Aim of the task:
Every entry below should be repeated exactly; the pictures should not.

====== Given entries ======

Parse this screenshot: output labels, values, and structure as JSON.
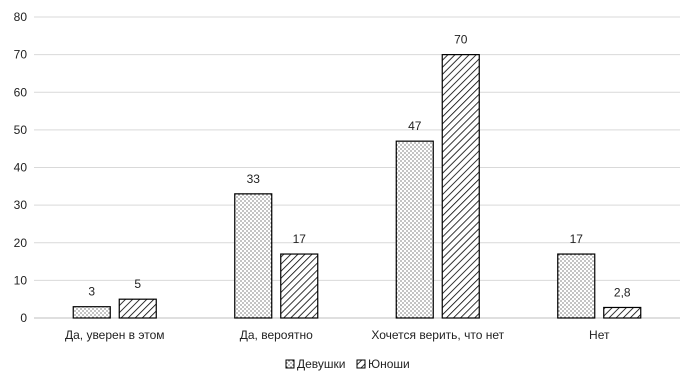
{
  "chart_data": {
    "type": "bar",
    "categories": [
      "Да, уверен в этом",
      "Да, вероятно",
      "Хочется верить, что нет",
      "Нет"
    ],
    "series": [
      {
        "name": "Девушки",
        "values": [
          3,
          33,
          47,
          17
        ],
        "labels": [
          "3",
          "33",
          "47",
          "17"
        ],
        "pattern": "dots"
      },
      {
        "name": "Юноши",
        "values": [
          5,
          17,
          70,
          2.8
        ],
        "labels": [
          "5",
          "17",
          "70",
          "2,8"
        ],
        "pattern": "diagonal"
      }
    ],
    "ylim": [
      0,
      80
    ],
    "yticks": [
      0,
      10,
      20,
      30,
      40,
      50,
      60,
      70,
      80
    ],
    "grid": true,
    "legend": "bottom-center",
    "colors": {
      "bar_stroke": "#000000",
      "bar_fill": "#ffffff",
      "grid": "#d9d9d9",
      "text": "#222222"
    }
  }
}
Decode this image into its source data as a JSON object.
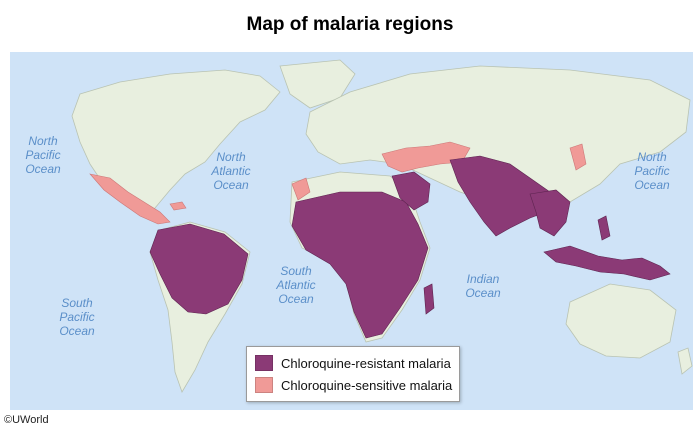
{
  "title": "Map of malaria regions",
  "colors": {
    "ocean": "#cfe3f7",
    "land": "#e8efdf",
    "border": "#b9c3b2",
    "resistant": "#8b3a76",
    "sensitive": "#f09a97"
  },
  "ocean_labels": {
    "north_pacific": "North Pacific Ocean",
    "north_atlantic": "North Atlantic Ocean",
    "south_atlantic": "South Atlantic Ocean",
    "south_pacific": "South Pacific Ocean",
    "indian": "Indian Ocean",
    "north_pacific_east": "North Pacific Ocean"
  },
  "legend": {
    "resistant_label": "Chloroquine-resistant malaria",
    "sensitive_label": "Chloroquine-sensitive malaria"
  },
  "copyright": "©UWorld"
}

======

Response to the task:
Parse this screenshot: output labels, values, and structure as JSON.
{
  "chart_data": {
    "type": "bar",
    "categories": [
      "Да, уверен в этом",
      "Да, вероятно",
      "Хочется верить, что нет",
      "Нет"
    ],
    "series": [
      {
        "name": "Девушки",
        "values": [
          3,
          33,
          47,
          17
        ],
        "labels": [
          "3",
          "33",
          "47",
          "17"
        ],
        "pattern": "dots"
      },
      {
        "name": "Юноши",
        "values": [
          5,
          17,
          70,
          2.8
        ],
        "labels": [
          "5",
          "17",
          "70",
          "2,8"
        ],
        "pattern": "diagonal"
      }
    ],
    "ylim": [
      0,
      80
    ],
    "yticks": [
      0,
      10,
      20,
      30,
      40,
      50,
      60,
      70,
      80
    ],
    "grid": true,
    "legend": "bottom-center",
    "colors": {
      "bar_stroke": "#000000",
      "bar_fill": "#ffffff",
      "grid": "#d9d9d9",
      "text": "#222222"
    }
  }
}
Decode this image into its source data as a JSON object.
{
  "title": "Map of malaria regions",
  "colors": {
    "ocean": "#cfe3f7",
    "land": "#e8efdf",
    "border": "#b9c3b2",
    "resistant": "#8b3a76",
    "sensitive": "#f09a97"
  },
  "ocean_labels": {
    "north_pacific": "North Pacific Ocean",
    "north_atlantic": "North Atlantic Ocean",
    "south_atlantic": "South Atlantic Ocean",
    "south_pacific": "South Pacific Ocean",
    "indian": "Indian Ocean",
    "north_pacific_east": "North Pacific Ocean"
  },
  "legend": {
    "resistant_label": "Chloroquine-resistant malaria",
    "sensitive_label": "Chloroquine-sensitive malaria"
  },
  "copyright": "©UWorld"
}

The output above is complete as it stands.